▶ **Problem description**:
Please reproduce all of the following lines word for word.

▶ **Records shown**:
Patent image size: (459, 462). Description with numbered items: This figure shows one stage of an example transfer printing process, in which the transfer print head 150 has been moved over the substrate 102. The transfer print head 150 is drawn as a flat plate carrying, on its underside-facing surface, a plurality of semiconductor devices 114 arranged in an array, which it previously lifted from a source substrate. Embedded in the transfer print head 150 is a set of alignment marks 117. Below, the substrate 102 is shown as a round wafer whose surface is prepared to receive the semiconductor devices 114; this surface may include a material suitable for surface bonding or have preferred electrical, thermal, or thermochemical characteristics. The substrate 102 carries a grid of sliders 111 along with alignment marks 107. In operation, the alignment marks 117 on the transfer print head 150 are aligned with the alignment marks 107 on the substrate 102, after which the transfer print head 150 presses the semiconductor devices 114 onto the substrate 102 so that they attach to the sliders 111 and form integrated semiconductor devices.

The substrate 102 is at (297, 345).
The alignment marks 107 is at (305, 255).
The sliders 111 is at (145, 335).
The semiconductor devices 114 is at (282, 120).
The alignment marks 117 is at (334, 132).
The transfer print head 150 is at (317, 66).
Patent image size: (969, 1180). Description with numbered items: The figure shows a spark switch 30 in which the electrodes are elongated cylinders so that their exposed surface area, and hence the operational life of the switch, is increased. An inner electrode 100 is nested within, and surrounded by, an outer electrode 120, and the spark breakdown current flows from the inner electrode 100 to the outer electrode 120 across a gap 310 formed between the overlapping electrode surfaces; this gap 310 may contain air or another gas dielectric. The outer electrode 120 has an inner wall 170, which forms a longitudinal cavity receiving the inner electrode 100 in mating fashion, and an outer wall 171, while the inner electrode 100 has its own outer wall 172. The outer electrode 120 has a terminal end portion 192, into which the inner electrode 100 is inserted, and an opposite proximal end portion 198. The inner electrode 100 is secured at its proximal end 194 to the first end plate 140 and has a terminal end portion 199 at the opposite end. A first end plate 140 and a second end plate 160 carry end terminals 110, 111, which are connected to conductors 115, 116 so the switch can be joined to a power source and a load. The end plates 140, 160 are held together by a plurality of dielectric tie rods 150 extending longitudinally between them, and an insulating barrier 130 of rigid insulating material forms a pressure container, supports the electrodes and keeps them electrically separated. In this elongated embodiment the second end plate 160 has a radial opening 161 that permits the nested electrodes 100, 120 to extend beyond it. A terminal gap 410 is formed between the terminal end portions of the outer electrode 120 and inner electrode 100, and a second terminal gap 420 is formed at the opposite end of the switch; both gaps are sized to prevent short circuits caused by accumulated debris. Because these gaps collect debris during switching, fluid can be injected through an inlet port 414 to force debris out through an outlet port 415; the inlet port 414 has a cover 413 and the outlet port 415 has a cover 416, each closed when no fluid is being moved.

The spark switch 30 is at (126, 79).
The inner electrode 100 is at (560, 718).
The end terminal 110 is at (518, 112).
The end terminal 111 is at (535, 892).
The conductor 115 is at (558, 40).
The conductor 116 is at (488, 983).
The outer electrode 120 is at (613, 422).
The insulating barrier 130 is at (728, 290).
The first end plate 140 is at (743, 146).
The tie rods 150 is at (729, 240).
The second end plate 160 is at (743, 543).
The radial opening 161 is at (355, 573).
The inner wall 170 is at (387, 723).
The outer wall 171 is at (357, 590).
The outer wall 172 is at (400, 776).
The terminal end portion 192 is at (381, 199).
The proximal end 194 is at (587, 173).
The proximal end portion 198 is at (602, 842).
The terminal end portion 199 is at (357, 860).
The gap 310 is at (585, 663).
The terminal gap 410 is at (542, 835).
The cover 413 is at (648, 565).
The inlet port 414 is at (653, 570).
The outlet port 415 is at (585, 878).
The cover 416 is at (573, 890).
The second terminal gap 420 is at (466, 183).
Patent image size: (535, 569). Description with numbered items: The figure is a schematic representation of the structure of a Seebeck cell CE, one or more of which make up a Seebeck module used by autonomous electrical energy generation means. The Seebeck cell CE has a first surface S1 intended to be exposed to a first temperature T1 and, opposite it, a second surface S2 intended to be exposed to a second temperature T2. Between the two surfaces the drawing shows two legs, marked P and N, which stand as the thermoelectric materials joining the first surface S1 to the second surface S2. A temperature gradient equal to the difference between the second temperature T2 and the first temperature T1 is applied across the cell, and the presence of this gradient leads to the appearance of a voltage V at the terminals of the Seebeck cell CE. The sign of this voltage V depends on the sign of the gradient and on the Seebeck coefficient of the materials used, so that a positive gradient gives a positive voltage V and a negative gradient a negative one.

▶ **Written solution**:
Patent image size: (459, 462). Description with numbered items: This figure shows one stage of an example transfer printing process, in which the transfer print head 150 has been moved over the substrate 102. The transfer print head 150 is drawn as a flat plate carrying, on its underside-facing surface, a plurality of semiconductor devices 114 arranged in an array, which it previously lifted from a source substrate. Embedded in the transfer print head 150 is a set of alignment marks 117. Below, the substrate 102 is shown as a round wafer whose surface is prepared to receive the semiconductor devices 114; this surface may include a material suitable for surface bonding or have preferred electrical, thermal, or thermochemical characteristics. The substrate 102 carries a grid of sliders 111 along with alignment marks 107. In operation, the alignment marks 117 on the transfer print head 150 are aligned with the alignment marks 107 on the substrate 102, after which the transfer print head 150 presses the semiconductor devices 114 onto the substrate 102 so that they attach to the sliders 111 and form integrated semiconductor devices.

The substrate 102 is at (297, 345).
The alignment marks 107 is at (305, 255).
The sliders 111 is at (145, 335).
The semiconductor devices 114 is at (282, 120).
The alignment marks 117 is at (334, 132).
The transfer print head 150 is at (317, 66).
Patent image size: (969, 1180). Description with numbered items: The figure shows a spark switch 30 in which the electrodes are elongated cylinders so that their exposed surface area, and hence the operational life of the switch, is increased. An inner electrode 100 is nested within, and surrounded by, an outer electrode 120, and the spark breakdown current flows from the inner electrode 100 to the outer electrode 120 across a gap 310 formed between the overlapping electrode surfaces; this gap 310 may contain air or another gas dielectric. The outer electrode 120 has an inner wall 170, which forms a longitudinal cavity receiving the inner electrode 100 in mating fashion, and an outer wall 171, while the inner electrode 100 has its own outer wall 172. The outer electrode 120 has a terminal end portion 192, into which the inner electrode 100 is inserted, and an opposite proximal end portion 198. The inner electrode 100 is secured at its proximal end 194 to the first end plate 140 and has a terminal end portion 199 at the opposite end. A first end plate 140 and a second end plate 160 carry end terminals 110, 111, which are connected to conductors 115, 116 so the switch can be joined to a power source and a load. The end plates 140, 160 are held together by a plurality of dielectric tie rods 150 extending longitudinally between them, and an insulating barrier 130 of rigid insulating material forms a pressure container, supports the electrodes and keeps them electrically separated. In this elongated embodiment the second end plate 160 has a radial opening 161 that permits the nested electrodes 100, 120 to extend beyond it. A terminal gap 410 is formed between the terminal end portions of the outer electrode 120 and inner electrode 100, and a second terminal gap 420 is formed at the opposite end of the switch; both gaps are sized to prevent short circuits caused by accumulated debris. Because these gaps collect debris during switching, fluid can be injected through an inlet port 414 to force debris out through an outlet port 415; the inlet port 414 has a cover 413 and the outlet port 415 has a cover 416, each closed when no fluid is being moved.

The spark switch 30 is at (126, 79).
The inner electrode 100 is at (560, 718).
The end terminal 110 is at (518, 112).
The end terminal 111 is at (535, 892).
The conductor 115 is at (558, 40).
The conductor 116 is at (488, 983).
The outer electrode 120 is at (613, 422).
The insulating barrier 130 is at (728, 290).
The first end plate 140 is at (743, 146).
The tie rods 150 is at (729, 240).
The second end plate 160 is at (743, 543).
The radial opening 161 is at (355, 573).
The inner wall 170 is at (387, 723).
The outer wall 171 is at (357, 590).
The outer wall 172 is at (400, 776).
The terminal end portion 192 is at (381, 199).
The proximal end 194 is at (587, 173).
The proximal end portion 198 is at (602, 842).
The terminal end portion 199 is at (357, 860).
The gap 310 is at (585, 663).
The terminal gap 410 is at (542, 835).
The cover 413 is at (648, 565).
The inlet port 414 is at (653, 570).
The outlet port 415 is at (585, 878).
The cover 416 is at (573, 890).
The second terminal gap 420 is at (466, 183).
Patent image size: (535, 569). Description with numbered items: The figure is a schematic representation of the structure of a Seebeck cell CE, one or more of which make up a Seebeck module used by autonomous electrical energy generation means. The Seebeck cell CE has a first surface S1 intended to be exposed to a first temperature T1 and, opposite it, a second surface S2 intended to be exposed to a second temperature T2. Between the two surfaces the drawing shows two legs, marked P and N, which stand as the thermoelectric materials joining the first surface S1 to the second surface S2. A temperature gradient equal to the difference between the second temperature T2 and the first temperature T1 is applied across the cell, and the presence of this gradient leads to the appearance of a voltage V at the terminals of the Seebeck cell CE. The sign of this voltage V depends on the sign of the gradient and on the Seebeck coefficient of the materials used, so that a positive gradient gives a positive voltage V and a negative gradient a negative one.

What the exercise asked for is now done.